Exercise brief:
Find every line in the records below that holds the word "vähintään", and copy each one.

Records for processing:
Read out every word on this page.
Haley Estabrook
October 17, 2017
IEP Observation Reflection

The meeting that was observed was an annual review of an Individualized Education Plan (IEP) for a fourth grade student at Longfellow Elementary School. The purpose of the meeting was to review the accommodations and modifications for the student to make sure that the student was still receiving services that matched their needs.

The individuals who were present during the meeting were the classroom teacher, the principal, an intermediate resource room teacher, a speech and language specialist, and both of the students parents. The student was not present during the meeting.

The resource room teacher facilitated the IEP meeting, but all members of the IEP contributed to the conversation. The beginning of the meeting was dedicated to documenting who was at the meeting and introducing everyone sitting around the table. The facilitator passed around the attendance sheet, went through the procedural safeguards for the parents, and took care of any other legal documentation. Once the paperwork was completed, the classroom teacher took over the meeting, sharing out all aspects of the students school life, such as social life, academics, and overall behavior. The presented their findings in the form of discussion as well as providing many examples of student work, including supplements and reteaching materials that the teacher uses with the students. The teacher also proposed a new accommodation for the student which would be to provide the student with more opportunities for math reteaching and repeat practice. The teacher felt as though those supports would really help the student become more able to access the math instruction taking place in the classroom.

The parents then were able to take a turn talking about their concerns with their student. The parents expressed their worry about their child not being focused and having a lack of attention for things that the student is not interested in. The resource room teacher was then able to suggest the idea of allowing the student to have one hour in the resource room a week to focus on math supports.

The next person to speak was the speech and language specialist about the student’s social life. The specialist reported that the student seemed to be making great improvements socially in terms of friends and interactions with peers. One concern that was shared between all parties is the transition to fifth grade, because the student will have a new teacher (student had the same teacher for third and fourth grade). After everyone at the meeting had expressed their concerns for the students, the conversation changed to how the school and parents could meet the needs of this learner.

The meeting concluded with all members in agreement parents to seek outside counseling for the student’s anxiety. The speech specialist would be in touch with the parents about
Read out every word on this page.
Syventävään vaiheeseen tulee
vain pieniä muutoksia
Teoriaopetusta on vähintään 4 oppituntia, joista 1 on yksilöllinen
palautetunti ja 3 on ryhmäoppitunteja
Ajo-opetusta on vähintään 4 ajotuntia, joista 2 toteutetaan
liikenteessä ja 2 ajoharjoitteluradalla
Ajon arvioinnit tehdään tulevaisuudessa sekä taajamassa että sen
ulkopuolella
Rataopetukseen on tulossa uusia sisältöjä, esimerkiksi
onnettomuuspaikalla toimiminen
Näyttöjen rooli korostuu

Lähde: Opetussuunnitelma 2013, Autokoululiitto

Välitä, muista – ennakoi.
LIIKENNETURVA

Response to this exercise:
Teoriaopetusta on vähintään 4 oppituntia, joista 1 on yksilöllinen
Ajo-opetusta on vähintään 4 ajotuntia, joista 2 toteutetaan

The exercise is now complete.